» **Task goal**
Return the lines from the one containing "svg-text:A1: $A_1$ — [412, 910, 423, 922]" up to and including the one containing "figure-6-caption: 第6题图 — [300, 222, 348, 237]", copied without any change.

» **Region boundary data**
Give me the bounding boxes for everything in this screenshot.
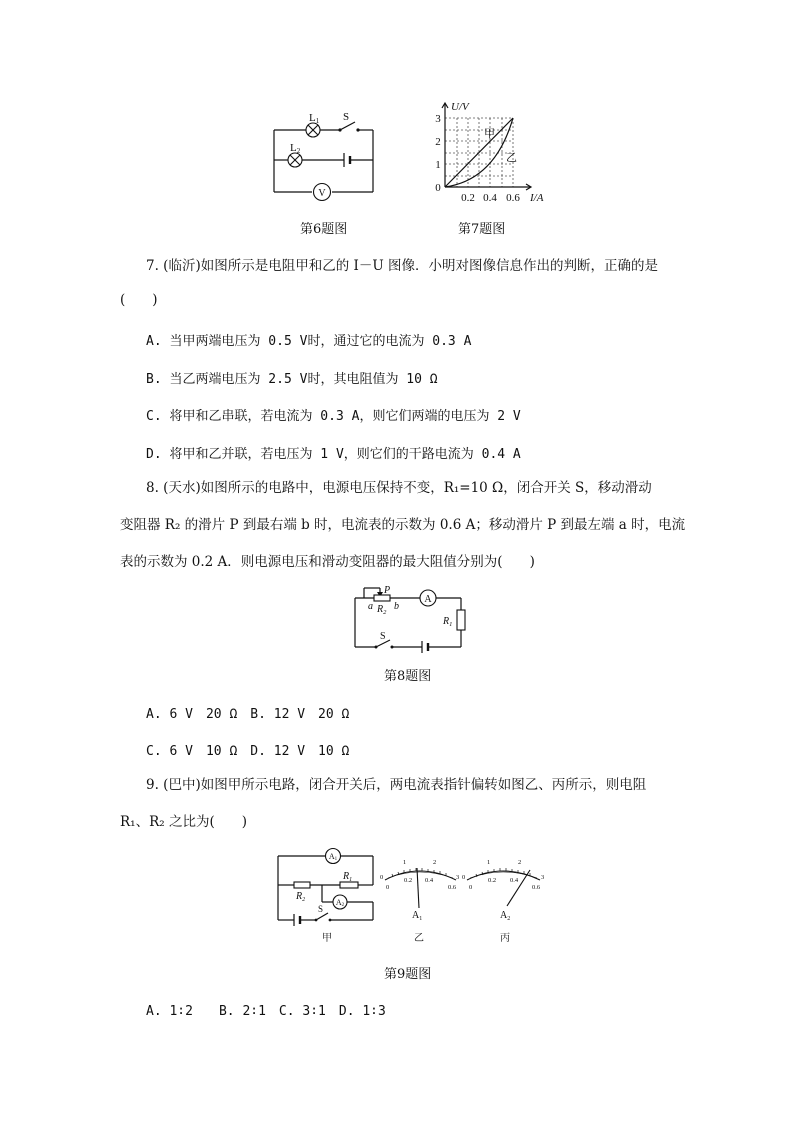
svg-text:A1: $A_1$ — [412, 910, 423, 922]
switch-label: S — [380, 631, 386, 642]
label-bing: 丙 — [500, 933, 510, 944]
x-axis-label: I/A — [530, 192, 544, 204]
voltmeter-label: V — [318, 188, 326, 199]
series-jia-label: 甲 — [484, 128, 495, 140]
svg-text:R2: $R_2$ — [296, 891, 306, 903]
svg-text:0.2: 0.2 — [461, 192, 475, 204]
slider-p-label: P — [384, 585, 391, 596]
svg-text:A: A — [424, 594, 432, 605]
svg-text:3: 3 — [541, 874, 545, 881]
svg-text:0: 0 — [380, 874, 384, 881]
svg-text:A2: $A_2$ — [500, 910, 511, 922]
figure-7-caption: 第7题图 — [458, 222, 506, 237]
meter-bing-needle — [507, 870, 530, 906]
svg-text:2: 2 — [433, 859, 437, 866]
meter-yi-needle — [417, 868, 419, 908]
svg-text:1: 1 — [403, 859, 407, 866]
svg-text:A1: A1 — [328, 852, 338, 862]
svg-text:R1: $R_1$ — [343, 871, 353, 883]
meter-bing — [462, 859, 544, 944]
y-axis-label: U/V — [451, 101, 469, 113]
svg-text:A2: A2 — [335, 898, 345, 908]
question-9-stem-line-1: 9. (巴中)如图甲所示电路，闭合开关后，两电流表指针偏转如图乙、丙所示，则电阻 — [146, 777, 647, 793]
series-yi-label: 乙 — [506, 152, 517, 164]
end-a-label: a — [368, 601, 373, 612]
question-9-options-row: A. 1∶2 B. 2∶1 C. 3∶1 D. 1∶3 — [146, 1004, 386, 1019]
question-7-option-d: D. 将甲和乙并联，若电压为 1 V，则它们的干路电流为 0.4 A — [146, 447, 521, 462]
battery-icon — [294, 914, 300, 926]
figure-6-caption: 第6题图 — [300, 222, 348, 237]
switch-label: S — [343, 111, 350, 123]
svg-text:0: 0 — [435, 182, 441, 194]
svg-text:2: 2 — [435, 136, 441, 148]
r1-label: $R_1$ — [443, 616, 453, 628]
r2-label: $R_2$ — [377, 604, 387, 616]
svg-text:0.6: 0.6 — [448, 884, 457, 891]
svg-text:0.4: 0.4 — [483, 192, 497, 204]
question-7-stem: 7. (临沂)如图所示是电阻甲和乙的 I－U 图像．小明对图像信息作出的判断，正确的是 — [146, 258, 658, 274]
svg-text:1: 1 — [435, 159, 441, 171]
label-jia: 甲 — [322, 933, 332, 944]
svg-text:2: 2 — [518, 859, 522, 866]
svg-text:0.4: 0.4 — [510, 877, 519, 884]
svg-text:1: 1 — [487, 859, 491, 866]
svg-text:S: S — [318, 904, 324, 914]
svg-text:0.6: 0.6 — [506, 192, 520, 204]
figure-9-caption: 第9题图 — [384, 967, 432, 982]
l1-label: L1 — [309, 112, 320, 125]
l2-label: L2 — [290, 142, 301, 155]
question-8-options-row-1: A. 6 V 20 Ω B. 12 V 20 Ω — [146, 707, 350, 722]
question-8-stem-line-1: 8. (天水)如图所示的电路中，电源电压保持不变，R₁=10 Ω，闭合开关 S，移动滑动 — [146, 480, 652, 496]
svg-text:0.2: 0.2 — [404, 877, 413, 884]
question-8-stem-line-2: 变阻器 R₂ 的滑片 P 到最右端 b 时，电流表的示数为 0.6 A；移动滑片 P 到最左端 a 时，电流 — [120, 517, 686, 533]
question-8-stem-line-3: 表的示数为 0.2 A．则电源电压和滑动变阻器的最大阻值分别为( ) — [120, 554, 535, 570]
svg-text:0.2: 0.2 — [488, 877, 497, 884]
svg-text:0: 0 — [469, 884, 473, 891]
svg-text:0.6: 0.6 — [532, 884, 541, 891]
question-7-option-b: B. 当乙两端电压为 2.5 V时，其电阻值为 10 Ω — [146, 372, 438, 387]
question-7-answer-blank: ( ) — [120, 292, 158, 308]
svg-text:0.4: 0.4 — [425, 877, 434, 884]
svg-text:0: 0 — [386, 884, 390, 891]
resistor-r2-icon — [294, 882, 310, 888]
svg-text:3: 3 — [435, 113, 441, 125]
svg-text:3: 3 — [456, 874, 460, 881]
end-b-label: b — [394, 601, 399, 612]
question-7-option-a: A. 当甲两端电压为 0.5 V时，通过它的电流为 0.3 A — [146, 334, 472, 349]
svg-text:0: 0 — [462, 874, 466, 881]
question-7-option-c: C. 将甲和乙串联，若电流为 0.3 A，则它们两端的电压为 2 V — [146, 409, 521, 424]
meter-yi — [380, 859, 459, 944]
label-yi: 乙 — [414, 933, 424, 944]
figure-8-caption: 第8题图 — [384, 669, 432, 684]
question-9-stem-line-2: R₁、R₂ 之比为( ) — [120, 814, 247, 830]
question-8-options-row-2: C. 6 V 10 Ω D. 12 V 10 Ω — [146, 744, 350, 759]
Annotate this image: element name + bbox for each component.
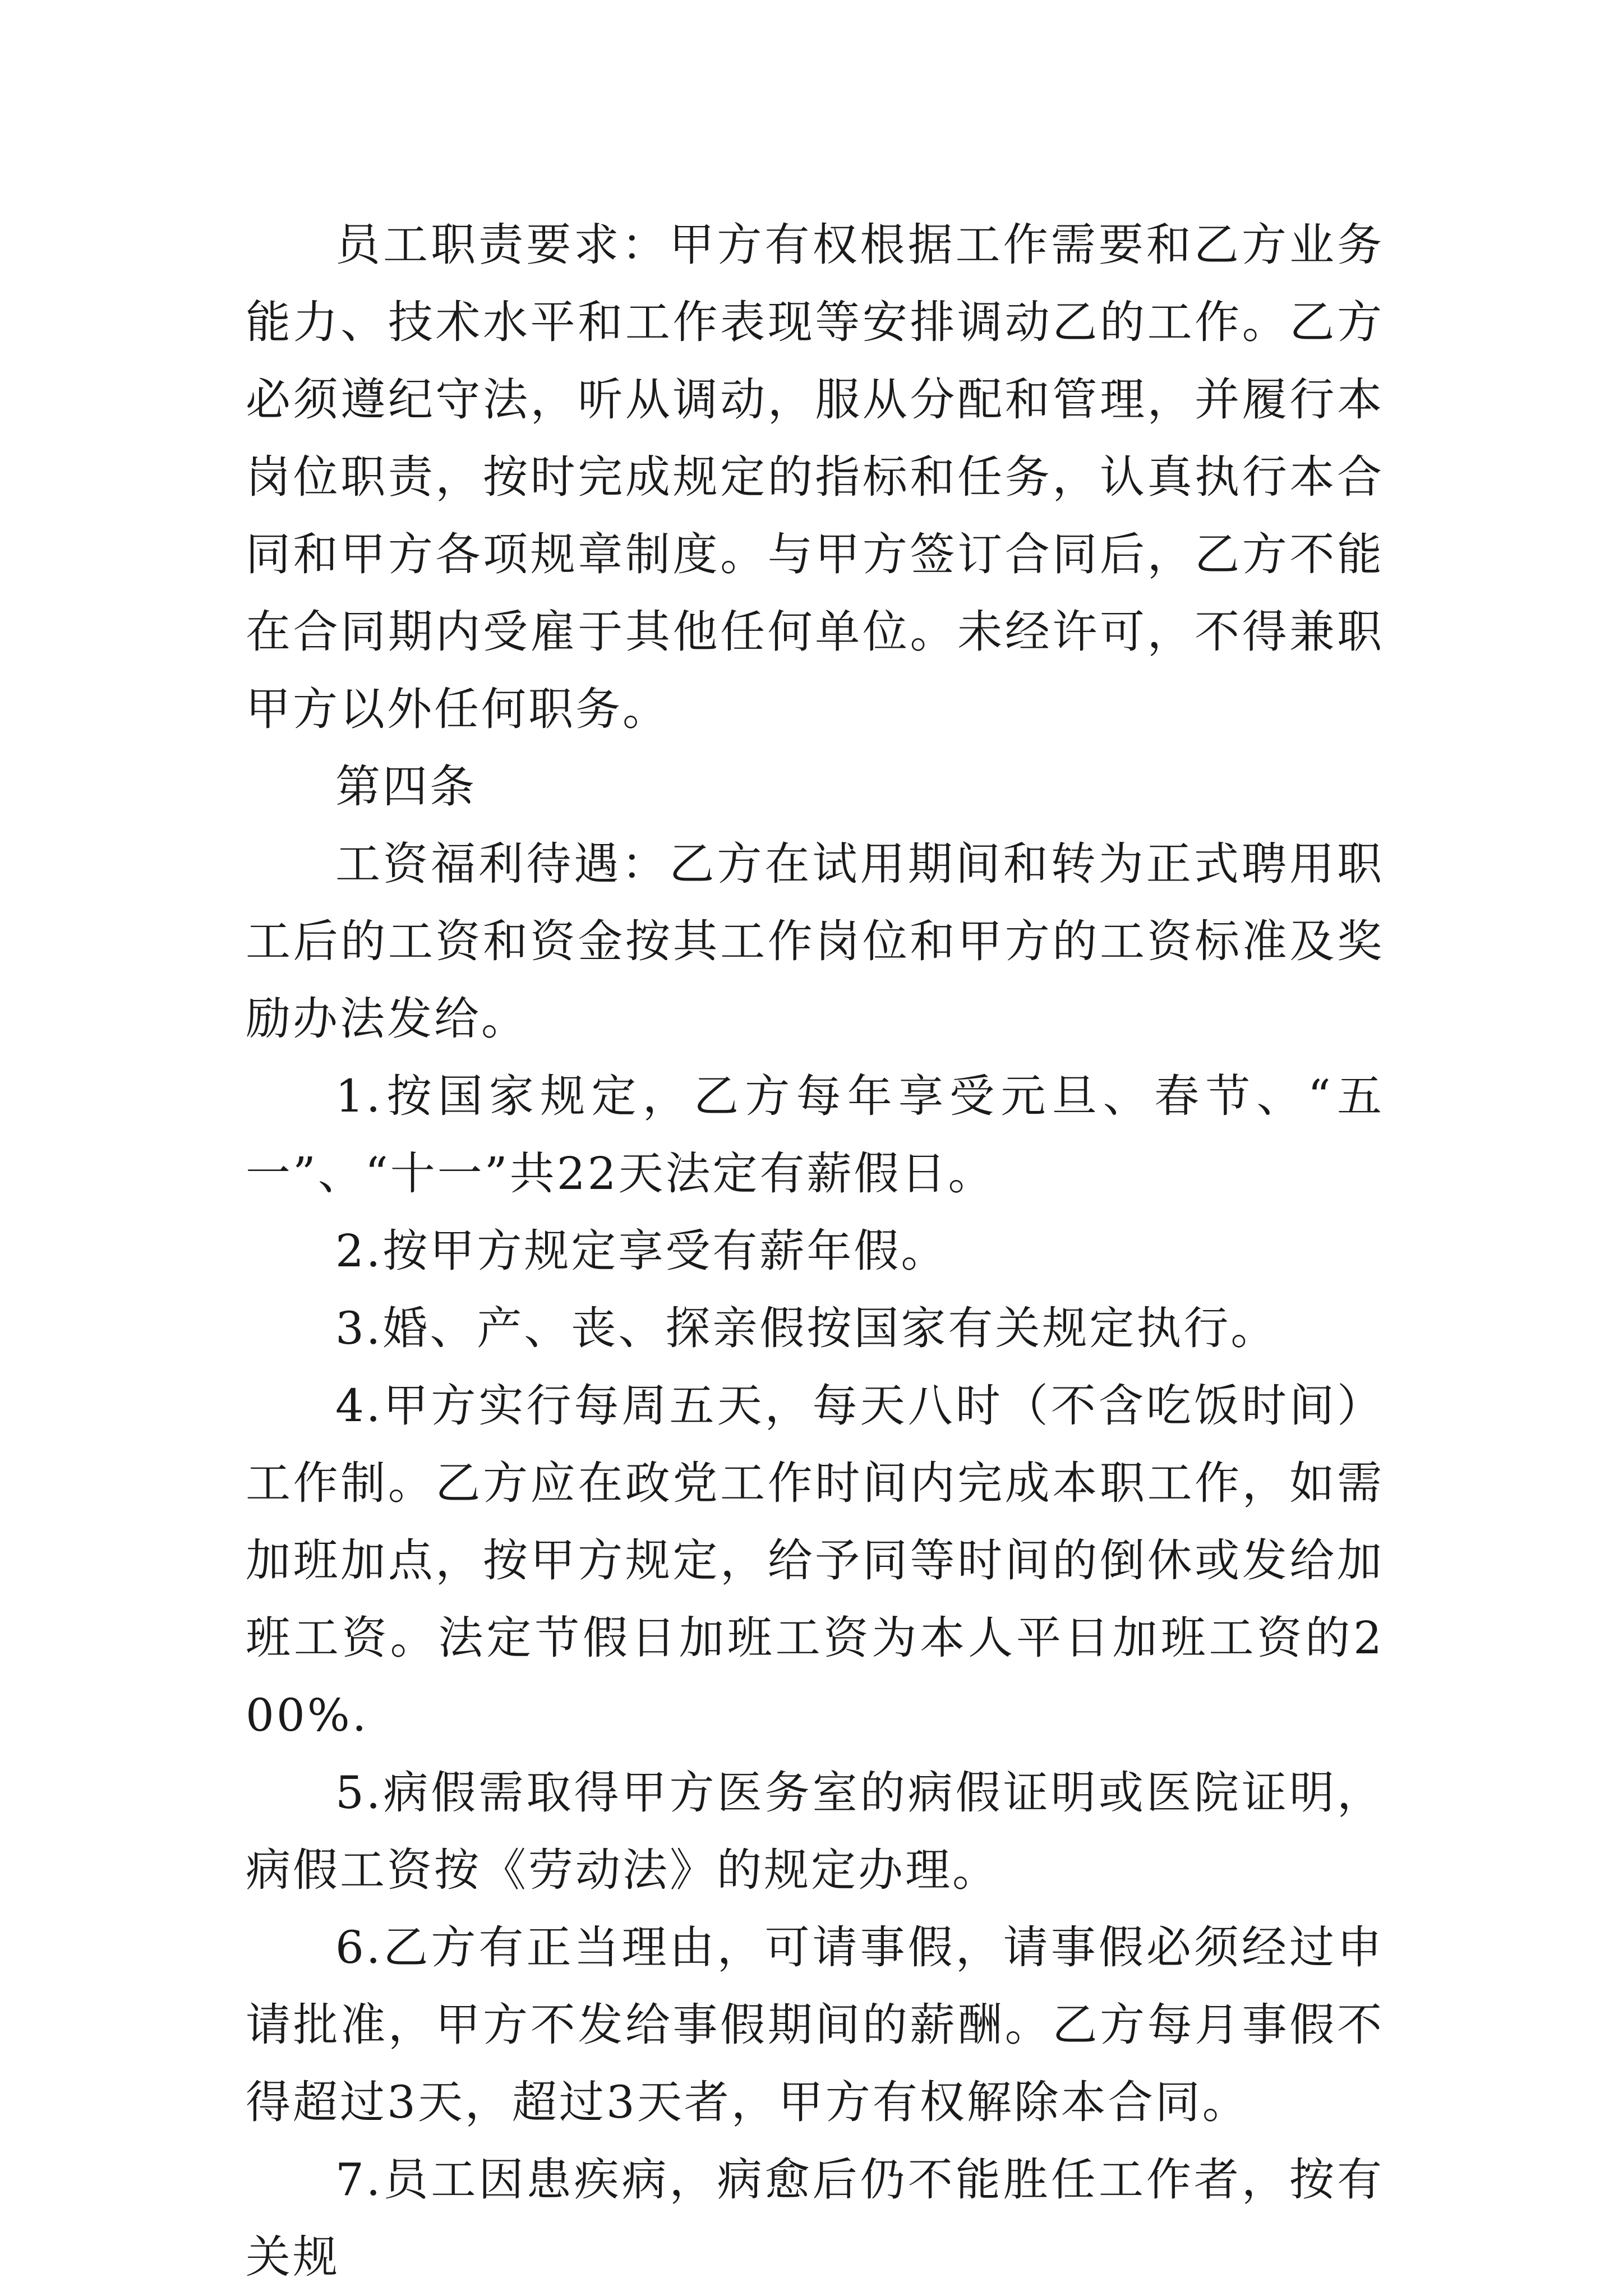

» **Output**
svg-text:A1: $A_1$ — [412, 910, 423, 922]
switch-label: S — [380, 631, 386, 642]
label-bing: 丙 — [500, 933, 510, 944]
x-axis-label: I/A — [530, 192, 544, 204]
voltmeter-label: V — [318, 188, 326, 199]
series-jia-label: 甲 — [484, 128, 495, 140]
svg-text:R2: $R_2$ — [296, 891, 306, 903]
svg-text:0.2: 0.2 — [461, 192, 475, 204]
slider-p-label: P — [384, 585, 391, 596]
svg-text:A: A — [424, 594, 432, 605]
svg-text:3: 3 — [541, 874, 545, 881]
svg-text:0: 0 — [380, 874, 384, 881]
svg-text:A2: $A_2$ — [500, 910, 511, 922]
figure-7-caption: 第7题图 — [458, 222, 506, 237]
meter-bing-needle — [507, 870, 530, 906]
svg-text:2: 2 — [433, 859, 437, 866]
meter-yi-needle — [417, 868, 419, 908]
svg-text:1: 1 — [403, 859, 407, 866]
svg-text:A1: A1 — [328, 852, 338, 862]
svg-text:R1: $R_1$ — [343, 871, 353, 883]
meter-bing — [462, 859, 544, 944]
y-axis-label: U/V — [451, 101, 469, 113]
svg-text:A2: A2 — [335, 898, 345, 908]
question-9-stem-line-1: 9. (巴中)如图甲所示电路，闭合开关后，两电流表指针偏转如图乙、丙所示，则电阻 — [146, 777, 647, 793]
series-yi-label: 乙 — [506, 152, 517, 164]
end-a-label: a — [368, 601, 373, 612]
question-9-options-row: A. 1∶2 B. 2∶1 C. 3∶1 D. 1∶3 — [146, 1004, 386, 1019]
question-7-option-d: D. 将甲和乙并联，若电压为 1 V，则它们的干路电流为 0.4 A — [146, 447, 521, 462]
battery-icon — [294, 914, 300, 926]
figure-6-caption: 第6题图 — [300, 222, 348, 237]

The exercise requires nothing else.